ENTRIES SHOWN »

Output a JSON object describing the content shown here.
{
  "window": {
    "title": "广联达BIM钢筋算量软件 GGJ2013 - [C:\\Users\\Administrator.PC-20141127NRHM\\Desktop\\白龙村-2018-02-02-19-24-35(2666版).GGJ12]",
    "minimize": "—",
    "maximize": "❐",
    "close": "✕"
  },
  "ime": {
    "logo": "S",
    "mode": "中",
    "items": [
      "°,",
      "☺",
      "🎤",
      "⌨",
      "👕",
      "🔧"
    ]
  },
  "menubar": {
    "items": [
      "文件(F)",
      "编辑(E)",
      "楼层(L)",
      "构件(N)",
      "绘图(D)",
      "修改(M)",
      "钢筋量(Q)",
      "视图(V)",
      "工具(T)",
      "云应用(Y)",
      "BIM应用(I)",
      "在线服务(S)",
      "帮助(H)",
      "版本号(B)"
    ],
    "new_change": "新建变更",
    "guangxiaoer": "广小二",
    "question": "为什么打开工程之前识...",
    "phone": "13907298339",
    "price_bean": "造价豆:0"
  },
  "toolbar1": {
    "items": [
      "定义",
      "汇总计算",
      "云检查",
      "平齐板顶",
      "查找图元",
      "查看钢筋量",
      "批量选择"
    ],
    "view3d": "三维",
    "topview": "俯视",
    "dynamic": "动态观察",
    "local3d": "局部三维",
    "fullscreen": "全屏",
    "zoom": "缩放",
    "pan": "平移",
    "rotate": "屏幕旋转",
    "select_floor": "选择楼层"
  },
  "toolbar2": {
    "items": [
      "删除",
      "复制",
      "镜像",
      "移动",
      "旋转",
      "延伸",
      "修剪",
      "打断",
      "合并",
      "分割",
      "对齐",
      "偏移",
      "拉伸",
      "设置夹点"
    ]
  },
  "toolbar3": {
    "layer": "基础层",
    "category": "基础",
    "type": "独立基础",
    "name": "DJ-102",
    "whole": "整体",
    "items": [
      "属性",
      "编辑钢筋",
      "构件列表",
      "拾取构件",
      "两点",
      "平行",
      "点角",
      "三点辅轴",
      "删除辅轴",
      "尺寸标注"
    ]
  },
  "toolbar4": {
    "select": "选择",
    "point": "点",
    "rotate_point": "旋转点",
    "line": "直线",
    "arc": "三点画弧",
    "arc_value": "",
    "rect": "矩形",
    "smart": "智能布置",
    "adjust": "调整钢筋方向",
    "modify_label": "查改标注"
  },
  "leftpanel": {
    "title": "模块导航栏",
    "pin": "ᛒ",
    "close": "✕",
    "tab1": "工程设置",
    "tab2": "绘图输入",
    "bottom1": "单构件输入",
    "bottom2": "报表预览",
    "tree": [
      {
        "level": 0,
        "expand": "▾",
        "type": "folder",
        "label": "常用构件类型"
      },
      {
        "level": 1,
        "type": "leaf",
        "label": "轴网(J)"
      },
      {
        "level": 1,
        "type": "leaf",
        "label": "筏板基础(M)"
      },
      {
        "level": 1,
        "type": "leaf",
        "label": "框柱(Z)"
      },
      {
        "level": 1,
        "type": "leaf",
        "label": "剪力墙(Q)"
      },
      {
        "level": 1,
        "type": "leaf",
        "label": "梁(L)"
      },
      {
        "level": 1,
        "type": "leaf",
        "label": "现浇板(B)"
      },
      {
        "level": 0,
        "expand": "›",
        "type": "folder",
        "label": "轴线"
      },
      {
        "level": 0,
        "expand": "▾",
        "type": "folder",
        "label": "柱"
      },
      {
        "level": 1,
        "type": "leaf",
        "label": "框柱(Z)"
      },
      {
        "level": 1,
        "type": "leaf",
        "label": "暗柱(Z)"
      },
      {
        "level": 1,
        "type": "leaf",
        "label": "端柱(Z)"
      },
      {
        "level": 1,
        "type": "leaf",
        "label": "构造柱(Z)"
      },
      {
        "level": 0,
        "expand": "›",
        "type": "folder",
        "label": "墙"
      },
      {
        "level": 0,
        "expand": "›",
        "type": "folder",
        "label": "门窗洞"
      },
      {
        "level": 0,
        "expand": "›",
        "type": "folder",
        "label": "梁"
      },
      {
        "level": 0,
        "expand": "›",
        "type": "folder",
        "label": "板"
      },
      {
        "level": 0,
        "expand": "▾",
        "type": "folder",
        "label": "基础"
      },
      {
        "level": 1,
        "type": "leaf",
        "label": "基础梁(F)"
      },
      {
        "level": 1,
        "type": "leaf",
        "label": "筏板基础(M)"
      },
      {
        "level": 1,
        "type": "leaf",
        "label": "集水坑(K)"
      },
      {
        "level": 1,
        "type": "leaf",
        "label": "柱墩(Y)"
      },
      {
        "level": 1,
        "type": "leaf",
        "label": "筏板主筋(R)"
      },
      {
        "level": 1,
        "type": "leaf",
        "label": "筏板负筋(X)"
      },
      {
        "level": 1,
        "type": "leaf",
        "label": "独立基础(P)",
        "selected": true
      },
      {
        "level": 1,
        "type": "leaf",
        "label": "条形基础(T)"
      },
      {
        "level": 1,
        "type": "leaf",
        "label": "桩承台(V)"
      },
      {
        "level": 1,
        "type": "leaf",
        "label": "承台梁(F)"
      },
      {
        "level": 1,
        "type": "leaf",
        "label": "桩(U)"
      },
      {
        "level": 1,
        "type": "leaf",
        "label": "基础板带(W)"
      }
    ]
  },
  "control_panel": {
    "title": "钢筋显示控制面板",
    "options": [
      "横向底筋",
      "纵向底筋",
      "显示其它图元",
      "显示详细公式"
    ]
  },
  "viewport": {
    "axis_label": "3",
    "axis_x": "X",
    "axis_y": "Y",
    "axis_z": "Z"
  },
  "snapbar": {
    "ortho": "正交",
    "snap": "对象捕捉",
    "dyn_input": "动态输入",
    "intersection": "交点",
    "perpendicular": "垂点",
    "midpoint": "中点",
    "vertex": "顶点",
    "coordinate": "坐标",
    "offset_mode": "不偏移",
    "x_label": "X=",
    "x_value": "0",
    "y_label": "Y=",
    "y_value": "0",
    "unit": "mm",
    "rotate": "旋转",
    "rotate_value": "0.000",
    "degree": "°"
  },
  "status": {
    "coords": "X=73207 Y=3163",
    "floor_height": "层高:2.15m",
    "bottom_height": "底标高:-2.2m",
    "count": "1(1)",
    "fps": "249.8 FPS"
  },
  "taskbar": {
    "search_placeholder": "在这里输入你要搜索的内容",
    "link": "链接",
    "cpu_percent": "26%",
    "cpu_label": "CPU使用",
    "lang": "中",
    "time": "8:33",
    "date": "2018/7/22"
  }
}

DIRECTIONS FOR THIS TASK »
From the records above, please extract every line and repeat it exactly.

CORRECT RESPONSE »
Output a JSON object describing the content shown here.
{
  "window": {
    "title": "广联达BIM钢筋算量软件 GGJ2013 - [C:\\Users\\Administrator.PC-20141127NRHM\\Desktop\\白龙村-2018-02-02-19-24-35(2666版).GGJ12]",
    "minimize": "—",
    "maximize": "❐",
    "close": "✕"
  },
  "ime": {
    "logo": "S",
    "mode": "中",
    "items": [
      "°,",
      "☺",
      "🎤",
      "⌨",
      "👕",
      "🔧"
    ]
  },
  "menubar": {
    "items": [
      "文件(F)",
      "编辑(E)",
      "楼层(L)",
      "构件(N)",
      "绘图(D)",
      "修改(M)",
      "钢筋量(Q)",
      "视图(V)",
      "工具(T)",
      "云应用(Y)",
      "BIM应用(I)",
      "在线服务(S)",
      "帮助(H)",
      "版本号(B)"
    ],
    "new_change": "新建变更",
    "guangxiaoer": "广小二",
    "question": "为什么打开工程之前识...",
    "phone": "13907298339",
    "price_bean": "造价豆:0"
  },
  "toolbar1": {
    "items": [
      "定义",
      "汇总计算",
      "云检查",
      "平齐板顶",
      "查找图元",
      "查看钢筋量",
      "批量选择"
    ],
    "view3d": "三维",
    "topview": "俯视",
    "dynamic": "动态观察",
    "local3d": "局部三维",
    "fullscreen": "全屏",
    "zoom": "缩放",
    "pan": "平移",
    "rotate": "屏幕旋转",
    "select_floor": "选择楼层"
  },
  "toolbar2": {
    "items": [
      "删除",
      "复制",
      "镜像",
      "移动",
      "旋转",
      "延伸",
      "修剪",
      "打断",
      "合并",
      "分割",
      "对齐",
      "偏移",
      "拉伸",
      "设置夹点"
    ]
  },
  "toolbar3": {
    "layer": "基础层",
    "category": "基础",
    "type": "独立基础",
    "name": "DJ-102",
    "whole": "整体",
    "items": [
      "属性",
      "编辑钢筋",
      "构件列表",
      "拾取构件",
      "两点",
      "平行",
      "点角",
      "三点辅轴",
      "删除辅轴",
      "尺寸标注"
    ]
  },
  "toolbar4": {
    "select": "选择",
    "point": "点",
    "rotate_point": "旋转点",
    "line": "直线",
    "arc": "三点画弧",
    "arc_value": "",
    "rect": "矩形",
    "smart": "智能布置",
    "adjust": "调整钢筋方向",
    "modify_label": "查改标注"
  },
  "leftpanel": {
    "title": "模块导航栏",
    "pin": "ᛒ",
    "close": "✕",
    "tab1": "工程设置",
    "tab2": "绘图输入",
    "bottom1": "单构件输入",
    "bottom2": "报表预览",
    "tree": [
      {
        "level": 0,
        "expand": "▾",
        "type": "folder",
        "label": "常用构件类型"
      },
      {
        "level": 1,
        "type": "leaf",
        "label": "轴网(J)"
      },
      {
        "level": 1,
        "type": "leaf",
        "label": "筏板基础(M)"
      },
      {
        "level": 1,
        "type": "leaf",
        "label": "框柱(Z)"
      },
      {
        "level": 1,
        "type": "leaf",
        "label": "剪力墙(Q)"
      },
      {
        "level": 1,
        "type": "leaf",
        "label": "梁(L)"
      },
      {
        "level": 1,
        "type": "leaf",
        "label": "现浇板(B)"
      },
      {
        "level": 0,
        "expand": "›",
        "type": "folder",
        "label": "轴线"
      },
      {
        "level": 0,
        "expand": "▾",
        "type": "folder",
        "label": "柱"
      },
      {
        "level": 1,
        "type": "leaf",
        "label": "框柱(Z)"
      },
      {
        "level": 1,
        "type": "leaf",
        "label": "暗柱(Z)"
      },
      {
        "level": 1,
        "type": "leaf",
        "label": "端柱(Z)"
      },
      {
        "level": 1,
        "type": "leaf",
        "label": "构造柱(Z)"
      },
      {
        "level": 0,
        "expand": "›",
        "type": "folder",
        "label": "墙"
      },
      {
        "level": 0,
        "expand": "›",
        "type": "folder",
        "label": "门窗洞"
      },
      {
        "level": 0,
        "expand": "›",
        "type": "folder",
        "label": "梁"
      },
      {
        "level": 0,
        "expand": "›",
        "type": "folder",
        "label": "板"
      },
      {
        "level": 0,
        "expand": "▾",
        "type": "folder",
        "label": "基础"
      },
      {
        "level": 1,
        "type": "leaf",
        "label": "基础梁(F)"
      },
      {
        "level": 1,
        "type": "leaf",
        "label": "筏板基础(M)"
      },
      {
        "level": 1,
        "type": "leaf",
        "label": "集水坑(K)"
      },
      {
        "level": 1,
        "type": "leaf",
        "label": "柱墩(Y)"
      },
      {
        "level": 1,
        "type": "leaf",
        "label": "筏板主筋(R)"
      },
      {
        "level": 1,
        "type": "leaf",
        "label": "筏板负筋(X)"
      },
      {
        "level": 1,
        "type": "leaf",
        "label": "独立基础(P)",
        "selected": true
      },
      {
        "level": 1,
        "type": "leaf",
        "label": "条形基础(T)"
      },
      {
        "level": 1,
        "type": "leaf",
        "label": "桩承台(V)"
      },
      {
        "level": 1,
        "type": "leaf",
        "label": "承台梁(F)"
      },
      {
        "level": 1,
        "type": "leaf",
        "label": "桩(U)"
      },
      {
        "level": 1,
        "type": "leaf",
        "label": "基础板带(W)"
      }
    ]
  },
  "control_panel": {
    "title": "钢筋显示控制面板",
    "options": [
      "横向底筋",
      "纵向底筋",
      "显示其它图元",
      "显示详细公式"
    ]
  },
  "viewport": {
    "axis_label": "3",
    "axis_x": "X",
    "axis_y": "Y",
    "axis_z": "Z"
  },
  "snapbar": {
    "ortho": "正交",
    "snap": "对象捕捉",
    "dyn_input": "动态输入",
    "intersection": "交点",
    "perpendicular": "垂点",
    "midpoint": "中点",
    "vertex": "顶点",
    "coordinate": "坐标",
    "offset_mode": "不偏移",
    "x_label": "X=",
    "x_value": "0",
    "y_label": "Y=",
    "y_value": "0",
    "unit": "mm",
    "rotate": "旋转",
    "rotate_value": "0.000",
    "degree": "°"
  },
  "status": {
    "coords": "X=73207 Y=3163",
    "floor_height": "层高:2.15m",
    "bottom_height": "底标高:-2.2m",
    "count": "1(1)",
    "fps": "249.8 FPS"
  },
  "taskbar": {
    "search_placeholder": "在这里输入你要搜索的内容",
    "link": "链接",
    "cpu_percent": "26%",
    "cpu_label": "CPU使用",
    "lang": "中",
    "time": "8:33",
    "date": "2018/7/22"
  }
}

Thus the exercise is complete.